**Описание задания**
Ответьте по фрагменту на три вопроса, каждый ответ с новой строки:
(a) Сколько раз в день Прасковья Кроликова, по её словам, делает в квартире капитальную уборку?
(b) Каким словом Николай Григорьевич называет мать Василия?
(c) Какое слово Василий Кроликов просит не употреблять в разговоре?

**Фрагмент текста**
▬▬▬
— Не забывает, как только отсидит — сразу же к маме.
— Хорошего сына воспитала, дай Бог каждому.
Василий Кроликов: — Что же вы, мама, так себя запустили? Квартирку, вот, совсем не убираете.
Прасковья Кроликова: — Я, Васенька, в квартире этой капитальную уборку два раза в день делаю плюс ремонт.
Николай Григорьевич: — Мать твоя — чистюля. Дай Бог каждому.
Василий Кроликов: — Ну тогда у меня, наверное, с глазами что-то.
Прасковья Кроликова: — Глаза у тебя здоровые. Только ты, козёл, на голову больной, с детства.
Василий Кроликов: — В кругах, которым я близок, мама, слово «козёл» очень обидное. Постарайтесь поэтому в разговоре его не употреблять.
▬▬▬
**Исходные материалы**
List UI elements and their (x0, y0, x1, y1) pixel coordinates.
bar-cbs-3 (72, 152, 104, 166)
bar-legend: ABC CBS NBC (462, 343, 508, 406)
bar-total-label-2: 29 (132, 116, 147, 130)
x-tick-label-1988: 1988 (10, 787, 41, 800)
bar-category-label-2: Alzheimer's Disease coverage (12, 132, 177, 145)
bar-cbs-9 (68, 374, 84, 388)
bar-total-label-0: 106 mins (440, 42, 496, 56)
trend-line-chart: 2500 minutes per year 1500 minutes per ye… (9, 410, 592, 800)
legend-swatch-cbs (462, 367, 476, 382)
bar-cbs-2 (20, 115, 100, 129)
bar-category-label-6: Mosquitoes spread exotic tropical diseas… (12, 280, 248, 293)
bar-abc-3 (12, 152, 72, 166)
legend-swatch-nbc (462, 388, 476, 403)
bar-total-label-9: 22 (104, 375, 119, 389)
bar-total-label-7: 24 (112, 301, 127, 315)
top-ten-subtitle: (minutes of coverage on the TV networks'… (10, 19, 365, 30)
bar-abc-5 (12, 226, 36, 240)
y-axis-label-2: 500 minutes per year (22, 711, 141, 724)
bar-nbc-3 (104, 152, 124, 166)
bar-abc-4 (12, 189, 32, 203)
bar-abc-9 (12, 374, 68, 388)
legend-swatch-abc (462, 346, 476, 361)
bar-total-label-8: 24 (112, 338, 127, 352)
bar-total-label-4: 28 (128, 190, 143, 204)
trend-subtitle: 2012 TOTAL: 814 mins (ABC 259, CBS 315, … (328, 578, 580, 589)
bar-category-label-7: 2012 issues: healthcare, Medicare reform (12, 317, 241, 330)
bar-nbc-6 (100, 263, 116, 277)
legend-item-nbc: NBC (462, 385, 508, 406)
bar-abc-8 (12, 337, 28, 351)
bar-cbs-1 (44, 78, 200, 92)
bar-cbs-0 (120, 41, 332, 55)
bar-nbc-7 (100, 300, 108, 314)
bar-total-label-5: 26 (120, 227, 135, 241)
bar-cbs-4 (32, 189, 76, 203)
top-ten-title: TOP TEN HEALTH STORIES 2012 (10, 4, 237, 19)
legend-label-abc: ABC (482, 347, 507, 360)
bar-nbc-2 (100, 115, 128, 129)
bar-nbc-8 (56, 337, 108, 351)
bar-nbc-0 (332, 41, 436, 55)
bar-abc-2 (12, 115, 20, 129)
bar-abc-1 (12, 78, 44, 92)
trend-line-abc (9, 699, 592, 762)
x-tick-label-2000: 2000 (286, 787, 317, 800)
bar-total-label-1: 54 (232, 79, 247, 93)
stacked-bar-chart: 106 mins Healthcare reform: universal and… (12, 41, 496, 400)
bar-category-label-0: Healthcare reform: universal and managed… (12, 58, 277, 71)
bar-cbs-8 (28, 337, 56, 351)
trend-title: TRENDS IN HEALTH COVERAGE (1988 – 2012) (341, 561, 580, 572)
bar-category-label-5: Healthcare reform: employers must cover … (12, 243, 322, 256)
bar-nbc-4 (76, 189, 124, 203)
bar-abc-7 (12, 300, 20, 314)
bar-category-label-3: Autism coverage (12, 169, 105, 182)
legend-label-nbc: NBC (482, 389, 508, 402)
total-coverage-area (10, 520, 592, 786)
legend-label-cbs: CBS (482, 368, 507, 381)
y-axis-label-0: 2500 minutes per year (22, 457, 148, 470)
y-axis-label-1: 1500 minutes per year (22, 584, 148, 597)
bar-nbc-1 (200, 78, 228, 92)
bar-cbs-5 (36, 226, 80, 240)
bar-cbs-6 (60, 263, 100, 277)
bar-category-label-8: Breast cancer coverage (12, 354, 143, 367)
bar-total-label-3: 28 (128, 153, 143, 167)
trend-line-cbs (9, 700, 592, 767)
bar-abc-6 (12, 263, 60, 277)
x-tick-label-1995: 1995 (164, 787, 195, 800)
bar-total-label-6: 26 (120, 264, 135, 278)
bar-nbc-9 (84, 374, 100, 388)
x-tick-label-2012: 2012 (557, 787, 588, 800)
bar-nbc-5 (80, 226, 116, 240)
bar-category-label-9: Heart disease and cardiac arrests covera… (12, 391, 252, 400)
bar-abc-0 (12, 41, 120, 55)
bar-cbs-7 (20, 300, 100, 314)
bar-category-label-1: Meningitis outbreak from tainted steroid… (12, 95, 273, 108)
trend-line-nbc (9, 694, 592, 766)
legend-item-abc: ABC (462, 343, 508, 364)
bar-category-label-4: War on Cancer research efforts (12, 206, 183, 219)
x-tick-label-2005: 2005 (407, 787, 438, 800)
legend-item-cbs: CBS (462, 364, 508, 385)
▬▬▬
**Ответ**
(a) Два раза в день, плюс ремонт.
(b) Чистюля.
(c) «Козёл».